» **Brief**
Please report every line from the material that contains the word "市场营销".

» **Collection entries**

================================

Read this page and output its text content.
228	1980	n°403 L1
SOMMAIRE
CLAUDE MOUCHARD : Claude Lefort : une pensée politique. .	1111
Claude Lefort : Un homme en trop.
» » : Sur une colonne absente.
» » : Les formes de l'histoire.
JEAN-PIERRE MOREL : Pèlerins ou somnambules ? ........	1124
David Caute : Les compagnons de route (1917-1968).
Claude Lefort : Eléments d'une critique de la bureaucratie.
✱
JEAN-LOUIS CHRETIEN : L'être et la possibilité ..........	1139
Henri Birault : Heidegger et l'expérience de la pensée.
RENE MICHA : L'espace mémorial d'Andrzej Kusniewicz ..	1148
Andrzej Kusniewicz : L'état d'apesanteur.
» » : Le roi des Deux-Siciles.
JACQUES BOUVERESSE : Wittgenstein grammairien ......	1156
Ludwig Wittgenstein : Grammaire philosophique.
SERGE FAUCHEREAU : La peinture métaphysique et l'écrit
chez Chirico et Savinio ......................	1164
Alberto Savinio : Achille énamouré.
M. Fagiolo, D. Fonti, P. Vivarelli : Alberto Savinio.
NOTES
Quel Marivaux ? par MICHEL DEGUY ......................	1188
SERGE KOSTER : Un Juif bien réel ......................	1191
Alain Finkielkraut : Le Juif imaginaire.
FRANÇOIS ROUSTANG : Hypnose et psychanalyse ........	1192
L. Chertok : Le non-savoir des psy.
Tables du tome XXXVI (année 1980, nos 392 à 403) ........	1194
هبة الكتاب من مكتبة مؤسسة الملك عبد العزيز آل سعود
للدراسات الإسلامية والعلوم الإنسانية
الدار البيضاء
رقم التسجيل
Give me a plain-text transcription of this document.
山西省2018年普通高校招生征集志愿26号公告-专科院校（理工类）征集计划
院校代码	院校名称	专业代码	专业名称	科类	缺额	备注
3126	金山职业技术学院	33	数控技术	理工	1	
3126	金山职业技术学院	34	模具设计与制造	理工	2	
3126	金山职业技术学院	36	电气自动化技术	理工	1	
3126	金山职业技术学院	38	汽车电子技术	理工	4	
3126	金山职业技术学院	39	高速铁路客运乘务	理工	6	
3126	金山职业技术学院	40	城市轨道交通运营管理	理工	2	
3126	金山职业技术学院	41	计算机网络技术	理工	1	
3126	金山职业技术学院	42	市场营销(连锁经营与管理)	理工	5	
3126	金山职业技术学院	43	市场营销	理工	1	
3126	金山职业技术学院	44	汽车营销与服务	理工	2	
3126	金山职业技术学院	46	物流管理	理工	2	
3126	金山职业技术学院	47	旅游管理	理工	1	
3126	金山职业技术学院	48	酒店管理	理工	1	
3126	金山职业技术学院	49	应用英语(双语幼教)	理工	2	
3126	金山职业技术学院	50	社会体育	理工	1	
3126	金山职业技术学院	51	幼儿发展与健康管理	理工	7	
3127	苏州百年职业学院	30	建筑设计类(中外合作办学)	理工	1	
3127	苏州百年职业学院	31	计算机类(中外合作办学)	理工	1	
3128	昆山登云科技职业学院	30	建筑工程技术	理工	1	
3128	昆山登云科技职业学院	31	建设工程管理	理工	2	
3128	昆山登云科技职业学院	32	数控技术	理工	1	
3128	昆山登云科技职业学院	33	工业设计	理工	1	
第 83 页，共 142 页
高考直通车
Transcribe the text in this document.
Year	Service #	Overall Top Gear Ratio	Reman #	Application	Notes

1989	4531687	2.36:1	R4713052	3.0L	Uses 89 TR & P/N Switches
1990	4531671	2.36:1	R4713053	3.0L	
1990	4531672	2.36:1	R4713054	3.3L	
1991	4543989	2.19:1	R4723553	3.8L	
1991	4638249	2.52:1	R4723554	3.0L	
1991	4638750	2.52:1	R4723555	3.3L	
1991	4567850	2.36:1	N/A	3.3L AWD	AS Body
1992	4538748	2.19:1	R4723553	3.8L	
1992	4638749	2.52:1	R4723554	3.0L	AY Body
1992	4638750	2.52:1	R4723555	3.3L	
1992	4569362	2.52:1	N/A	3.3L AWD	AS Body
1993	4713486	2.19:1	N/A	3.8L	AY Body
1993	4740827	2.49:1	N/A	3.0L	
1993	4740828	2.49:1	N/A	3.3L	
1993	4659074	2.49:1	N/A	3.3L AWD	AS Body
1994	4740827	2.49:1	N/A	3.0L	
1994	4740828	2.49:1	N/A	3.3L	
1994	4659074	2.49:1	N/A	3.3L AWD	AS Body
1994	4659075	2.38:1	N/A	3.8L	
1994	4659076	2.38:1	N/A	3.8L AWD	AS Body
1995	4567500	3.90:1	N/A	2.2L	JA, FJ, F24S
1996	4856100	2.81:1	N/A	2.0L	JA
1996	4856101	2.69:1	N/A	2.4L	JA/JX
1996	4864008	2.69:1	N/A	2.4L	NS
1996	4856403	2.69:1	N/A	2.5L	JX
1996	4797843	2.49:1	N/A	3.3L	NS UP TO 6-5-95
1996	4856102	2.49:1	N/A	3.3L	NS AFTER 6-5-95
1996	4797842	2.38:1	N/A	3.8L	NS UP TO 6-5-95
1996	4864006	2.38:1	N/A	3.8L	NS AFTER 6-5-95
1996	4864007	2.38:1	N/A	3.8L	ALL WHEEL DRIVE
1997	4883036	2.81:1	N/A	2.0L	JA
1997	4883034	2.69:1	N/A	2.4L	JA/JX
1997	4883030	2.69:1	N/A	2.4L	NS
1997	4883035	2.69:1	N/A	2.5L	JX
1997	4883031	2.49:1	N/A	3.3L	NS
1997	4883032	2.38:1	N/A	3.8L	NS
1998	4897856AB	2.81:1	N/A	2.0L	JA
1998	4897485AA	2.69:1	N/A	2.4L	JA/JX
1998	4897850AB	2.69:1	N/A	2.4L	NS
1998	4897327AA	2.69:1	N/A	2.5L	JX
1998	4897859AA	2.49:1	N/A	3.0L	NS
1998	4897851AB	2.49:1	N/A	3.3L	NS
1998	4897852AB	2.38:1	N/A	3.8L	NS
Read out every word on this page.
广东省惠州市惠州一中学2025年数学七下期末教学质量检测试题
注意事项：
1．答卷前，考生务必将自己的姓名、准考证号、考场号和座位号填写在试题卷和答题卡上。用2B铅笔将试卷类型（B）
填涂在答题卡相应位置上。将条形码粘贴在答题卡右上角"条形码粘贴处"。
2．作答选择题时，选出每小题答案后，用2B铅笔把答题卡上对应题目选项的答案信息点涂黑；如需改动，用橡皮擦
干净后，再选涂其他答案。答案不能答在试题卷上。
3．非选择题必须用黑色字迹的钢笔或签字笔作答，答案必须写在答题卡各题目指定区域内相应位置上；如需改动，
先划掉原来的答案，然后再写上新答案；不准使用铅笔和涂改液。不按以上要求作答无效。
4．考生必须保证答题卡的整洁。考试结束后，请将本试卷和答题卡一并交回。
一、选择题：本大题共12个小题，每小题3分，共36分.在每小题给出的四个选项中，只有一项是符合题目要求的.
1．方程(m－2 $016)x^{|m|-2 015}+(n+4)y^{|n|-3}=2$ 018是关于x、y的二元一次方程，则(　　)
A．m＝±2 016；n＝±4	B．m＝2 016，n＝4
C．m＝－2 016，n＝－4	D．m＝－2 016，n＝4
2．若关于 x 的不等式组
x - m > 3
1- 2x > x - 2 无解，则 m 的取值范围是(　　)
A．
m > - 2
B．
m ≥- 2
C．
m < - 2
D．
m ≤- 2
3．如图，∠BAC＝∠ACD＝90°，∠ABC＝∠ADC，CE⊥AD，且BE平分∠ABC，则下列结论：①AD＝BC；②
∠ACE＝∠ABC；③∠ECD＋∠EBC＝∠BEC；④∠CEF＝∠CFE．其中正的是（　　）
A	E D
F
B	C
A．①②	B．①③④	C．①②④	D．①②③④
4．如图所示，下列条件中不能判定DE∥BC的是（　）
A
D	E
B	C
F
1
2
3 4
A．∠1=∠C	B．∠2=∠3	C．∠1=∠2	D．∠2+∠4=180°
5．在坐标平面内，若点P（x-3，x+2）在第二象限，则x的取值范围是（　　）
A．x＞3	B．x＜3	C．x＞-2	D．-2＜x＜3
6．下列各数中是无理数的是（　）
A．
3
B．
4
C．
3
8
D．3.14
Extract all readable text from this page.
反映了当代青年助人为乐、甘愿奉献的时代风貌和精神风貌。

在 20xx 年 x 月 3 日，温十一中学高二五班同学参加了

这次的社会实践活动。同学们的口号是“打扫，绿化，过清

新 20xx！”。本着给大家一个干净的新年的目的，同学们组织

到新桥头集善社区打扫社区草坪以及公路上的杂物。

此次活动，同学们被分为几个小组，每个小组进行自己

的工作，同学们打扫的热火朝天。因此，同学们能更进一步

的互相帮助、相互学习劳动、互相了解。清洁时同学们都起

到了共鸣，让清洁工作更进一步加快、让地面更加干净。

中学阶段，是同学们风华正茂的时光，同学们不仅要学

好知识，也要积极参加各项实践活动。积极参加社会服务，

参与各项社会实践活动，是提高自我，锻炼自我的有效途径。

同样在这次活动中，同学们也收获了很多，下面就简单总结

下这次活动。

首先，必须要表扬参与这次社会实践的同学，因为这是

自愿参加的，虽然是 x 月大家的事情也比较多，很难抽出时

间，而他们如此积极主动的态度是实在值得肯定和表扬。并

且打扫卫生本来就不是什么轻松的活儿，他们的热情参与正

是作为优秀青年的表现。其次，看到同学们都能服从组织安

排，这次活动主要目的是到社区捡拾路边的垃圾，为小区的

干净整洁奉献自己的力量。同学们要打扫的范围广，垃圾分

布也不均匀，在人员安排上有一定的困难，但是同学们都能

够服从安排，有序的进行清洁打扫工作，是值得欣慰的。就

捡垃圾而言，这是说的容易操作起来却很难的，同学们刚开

================================

» **The response**
3126	金山职业技术学院	42	市场营销(连锁经营与管理)	理工	5	
3126	金山职业技术学院	43	市场营销	理工	1	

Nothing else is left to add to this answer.